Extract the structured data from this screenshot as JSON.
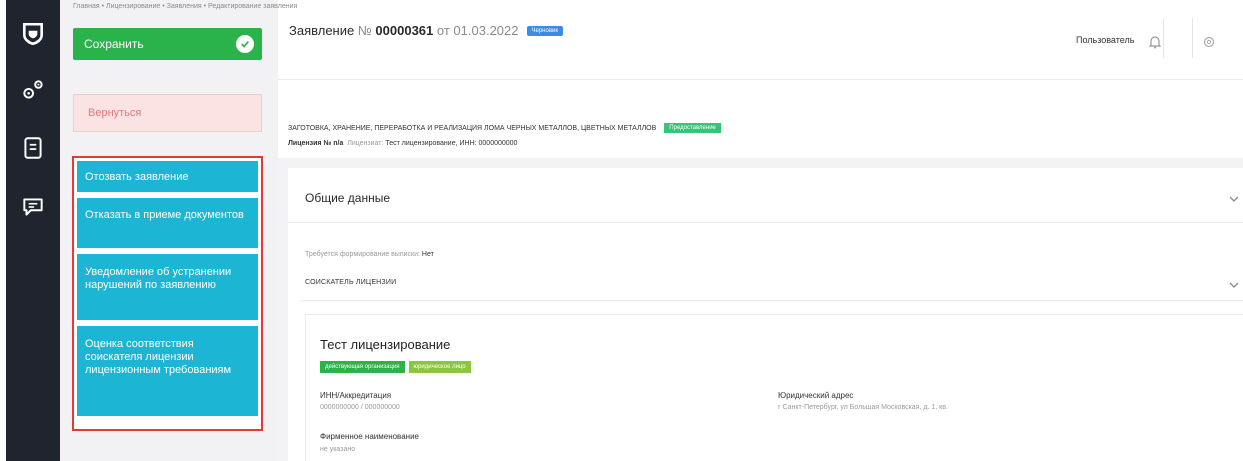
{
  "breadcrumb": [
    "Главная",
    "Лицензирование",
    "Заявления",
    "Редактирование заявления"
  ],
  "header": {
    "title_prefix": "Заявление",
    "title_number_label": "№",
    "title_number": "00000361",
    "title_date_prefix": "от",
    "title_date": "01.03.2022",
    "status_badge": "Черновик",
    "user_label": "Пользователь"
  },
  "actions": {
    "save_label": "Сохранить",
    "back_label": "Вернуться",
    "group": [
      {
        "label": "Отозвать заявление"
      },
      {
        "label": "Отказать в приеме документов"
      },
      {
        "label": "Уведомление об устранении нарушений по заявлению"
      },
      {
        "label": "Оценка соответствия соискателя лицензии лицензионным требованиям"
      }
    ]
  },
  "activity": {
    "text": "ЗАГОТОВКА, ХРАНЕНИЕ, ПЕРЕРАБОТКА И РЕАЛИЗАЦИЯ ЛОМА ЧЕРНЫХ МЕТАЛЛОВ, ЦВЕТНЫХ МЕТАЛЛОВ",
    "badge": "Предоставление",
    "license_label": "Лицензия № n/a",
    "licensee_label": "Лицензиат:",
    "licensee_value": "Тест лицензирование, ИНН: 0000000000"
  },
  "general": {
    "title": "Общие данные",
    "extract_label": "Требуется формирование выписки:",
    "extract_value": "Нет",
    "applicant_title": "СОИСКАТЕЛЬ ЛИЦЕНЗИИ"
  },
  "organization": {
    "name": "Тест лицензирование",
    "badges": [
      "действующая организация",
      "юридическое лицо"
    ],
    "inn_label": "ИНН/Аккредитация",
    "inn_value": "0000000000 / 000000000",
    "address_label": "Юридический адрес",
    "address_value": "г Санкт-Петербург, ул Большая Московская, д. 1, кв.",
    "brand_label": "Фирменное наименование",
    "brand_value": "не указано"
  },
  "colors": {
    "rail": "#1f242e",
    "save": "#2bb34b",
    "action": "#1cb5d3",
    "highlight_border": "#e53935",
    "badge_blue": "#3d8ce3"
  },
  "icons": {
    "rail": [
      "shield-logo-icon",
      "gears-icon",
      "document-icon",
      "chat-icon"
    ],
    "header": [
      "bell-icon",
      "settings-icon"
    ]
  }
}
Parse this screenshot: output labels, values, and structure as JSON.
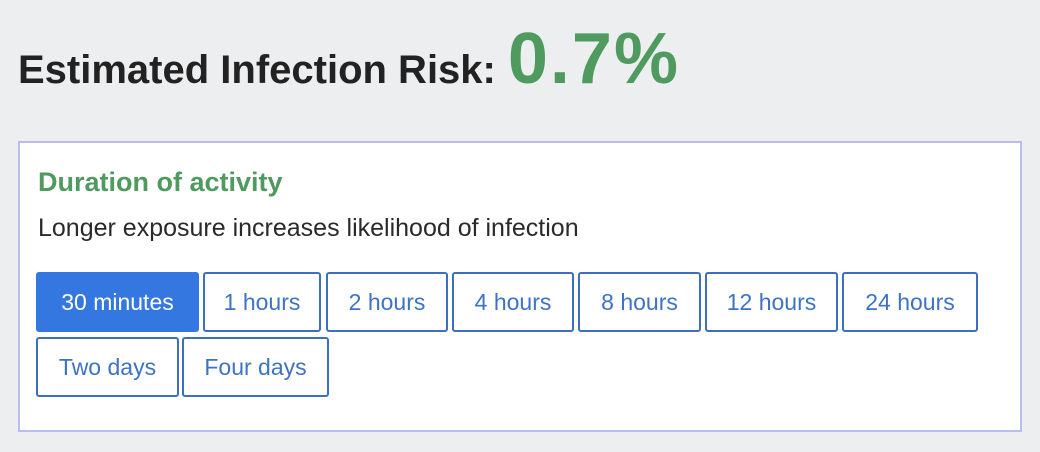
{
  "risk": {
    "label": "Estimated Infection Risk:",
    "value": "0.7%"
  },
  "duration": {
    "title": "Duration of activity",
    "description": "Longer exposure increases likelihood of infection",
    "options": [
      "30 minutes",
      "1 hours",
      "2 hours",
      "4 hours",
      "8 hours",
      "12 hours",
      "24 hours",
      "Two days",
      "Four days"
    ],
    "selected": "30 minutes"
  },
  "colors": {
    "accent_green": "#4f9a5e",
    "button_blue": "#3577e0",
    "panel_border": "#b9bdf2",
    "background": "#edeef0"
  }
}
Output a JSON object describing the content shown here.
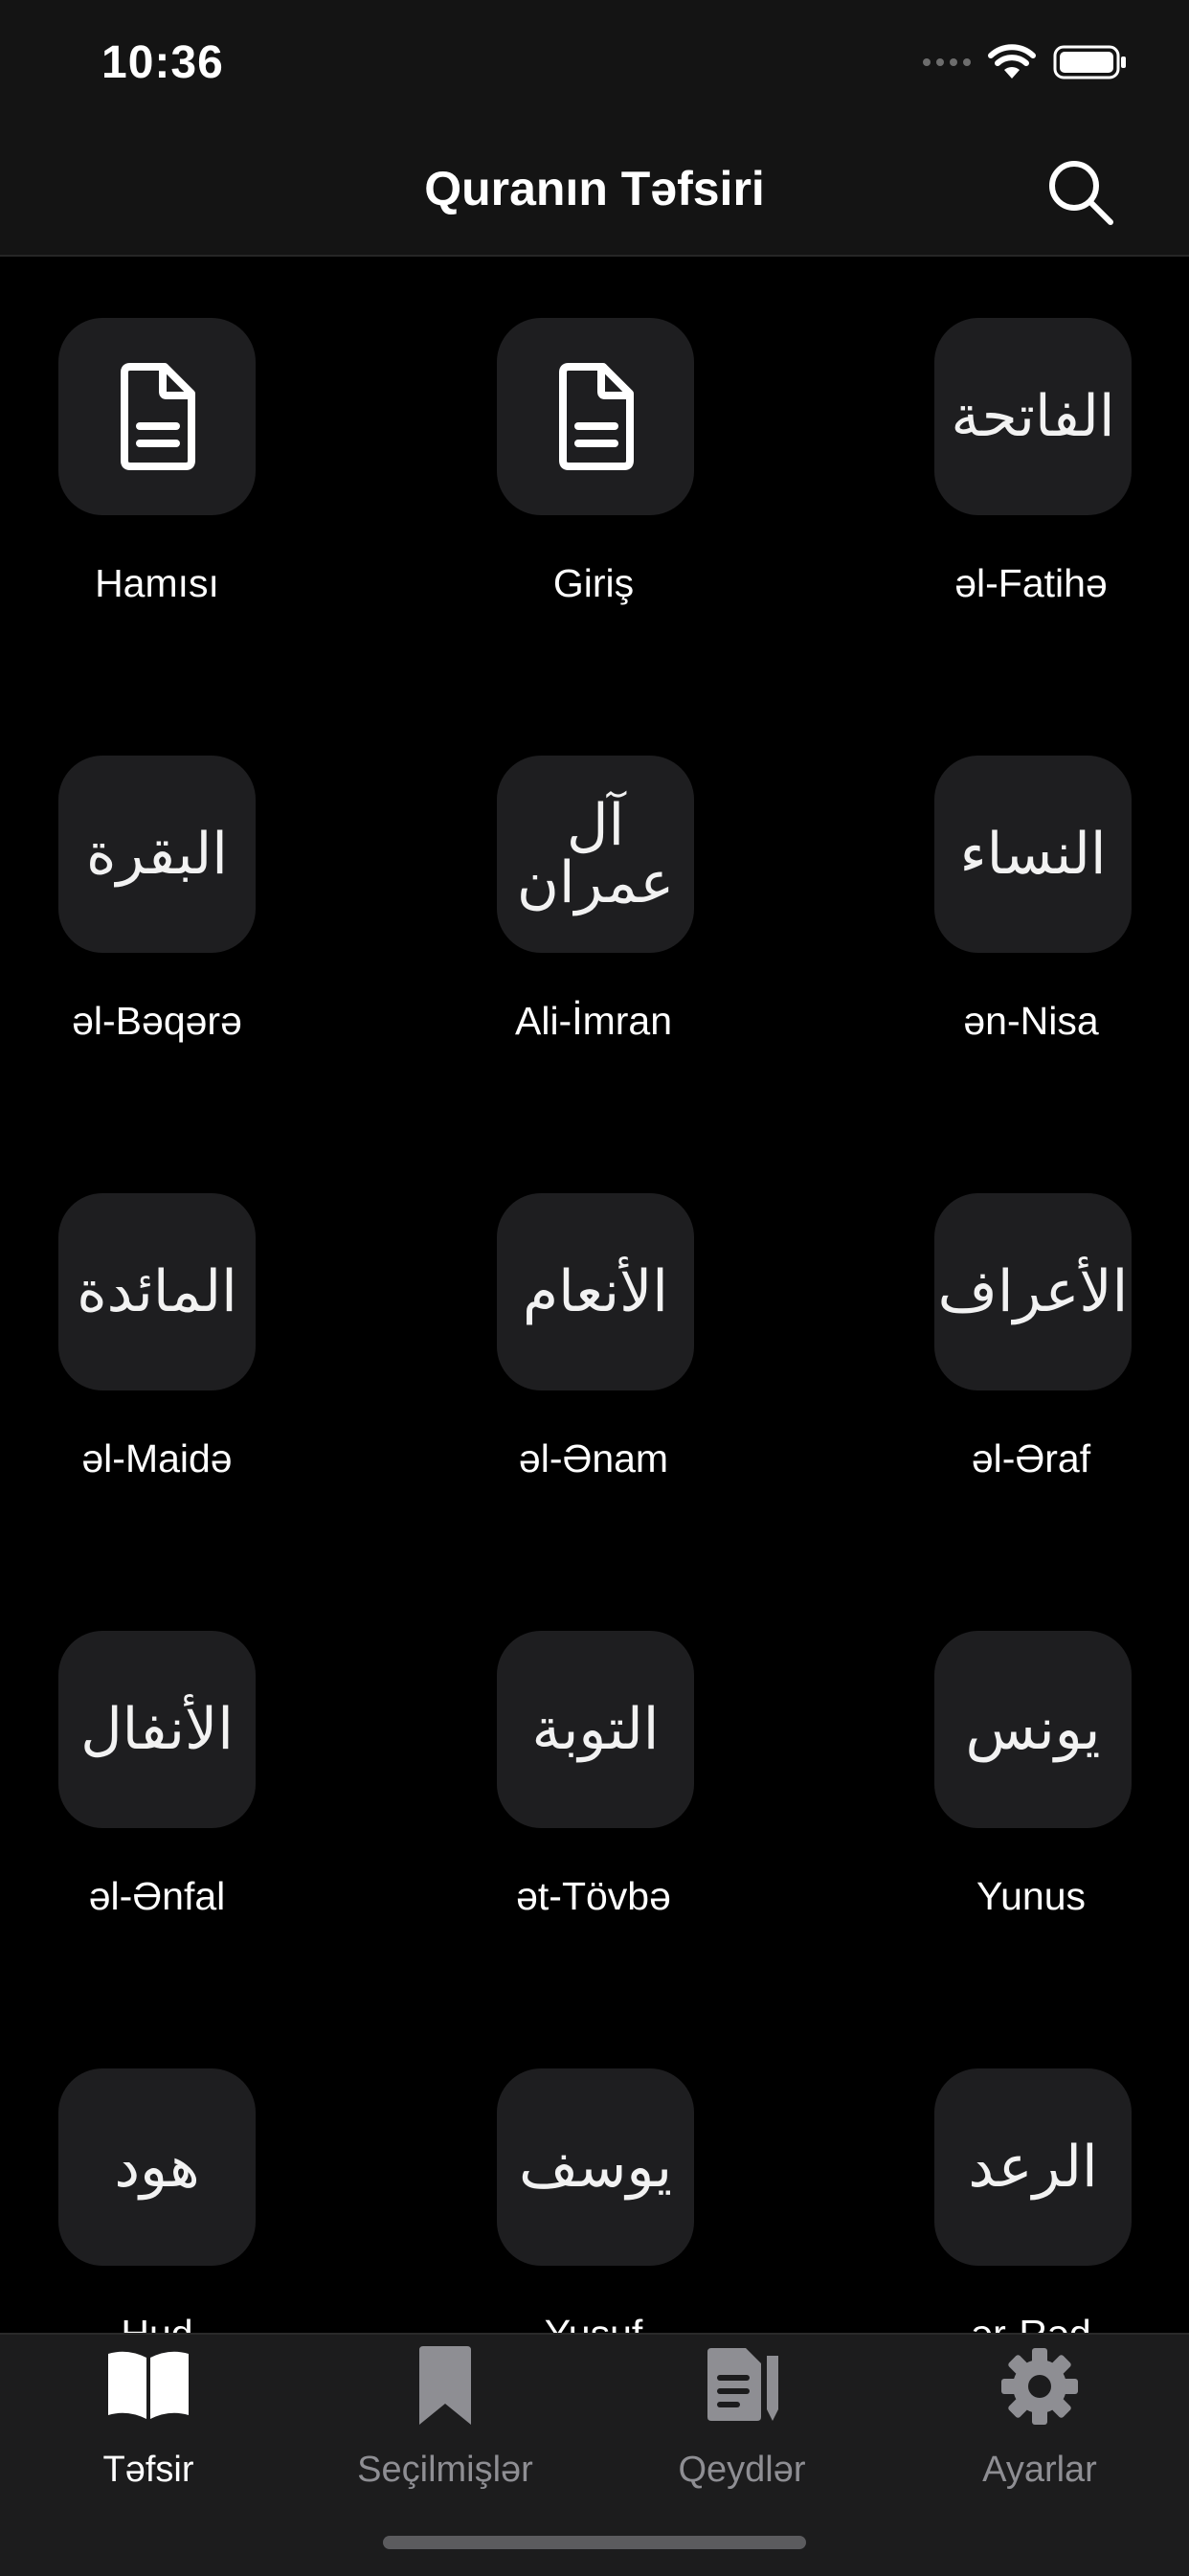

+++

What this task involves => Omit every picture, then repeat the remaining data exactly as it appears above.

The answer =>
Extract the structured data from this screenshot as JSON.
{
  "breadcrumb": [
    "Главная",
    "Лицензирование",
    "Заявления",
    "Редактирование заявления"
  ],
  "header": {
    "title_prefix": "Заявление",
    "title_number_label": "№",
    "title_number": "00000361",
    "title_date_prefix": "от",
    "title_date": "01.03.2022",
    "status_badge": "Черновик",
    "user_label": "Пользователь"
  },
  "actions": {
    "save_label": "Сохранить",
    "back_label": "Вернуться",
    "group": [
      {
        "label": "Отозвать заявление"
      },
      {
        "label": "Отказать в приеме документов"
      },
      {
        "label": "Уведомление об устранении нарушений по заявлению"
      },
      {
        "label": "Оценка соответствия соискателя лицензии лицензионным требованиям"
      }
    ]
  },
  "activity": {
    "text": "ЗАГОТОВКА, ХРАНЕНИЕ, ПЕРЕРАБОТКА И РЕАЛИЗАЦИЯ ЛОМА ЧЕРНЫХ МЕТАЛЛОВ, ЦВЕТНЫХ МЕТАЛЛОВ",
    "badge": "Предоставление",
    "license_label": "Лицензия № n/a",
    "licensee_label": "Лицензиат:",
    "licensee_value": "Тест лицензирование, ИНН: 0000000000"
  },
  "general": {
    "title": "Общие данные",
    "extract_label": "Требуется формирование выписки:",
    "extract_value": "Нет",
    "applicant_title": "СОИСКАТЕЛЬ ЛИЦЕНЗИИ"
  },
  "organization": {
    "name": "Тест лицензирование",
    "badges": [
      "действующая организация",
      "юридическое лицо"
    ],
    "inn_label": "ИНН/Аккредитация",
    "inn_value": "0000000000 / 000000000",
    "address_label": "Юридический адрес",
    "address_value": "г Санкт-Петербург, ул Большая Московская, д. 1, кв.",
    "brand_label": "Фирменное наименование",
    "brand_value": "не указано"
  },
  "colors": {
    "rail": "#1f242e",
    "save": "#2bb34b",
    "action": "#1cb5d3",
    "highlight_border": "#e53935",
    "badge_blue": "#3d8ce3"
  },
  "icons": {
    "rail": [
      "shield-logo-icon",
      "gears-icon",
      "document-icon",
      "chat-icon"
    ],
    "header": [
      "bell-icon",
      "settings-icon"
    ]
  }
}
Parse this screenshot: output labels, values, and structure as JSON.
{
  "risk": {
    "label": "Estimated Infection Risk:",
    "value": "0.7%"
  },
  "duration": {
    "title": "Duration of activity",
    "description": "Longer exposure increases likelihood of infection",
    "options": [
      "30 minutes",
      "1 hours",
      "2 hours",
      "4 hours",
      "8 hours",
      "12 hours",
      "24 hours",
      "Two days",
      "Four days"
    ],
    "selected": "30 minutes"
  },
  "colors": {
    "accent_green": "#4f9a5e",
    "button_blue": "#3577e0",
    "panel_border": "#b9bdf2",
    "background": "#edeef0"
  }
}
Output a JSON object describing the content shown here.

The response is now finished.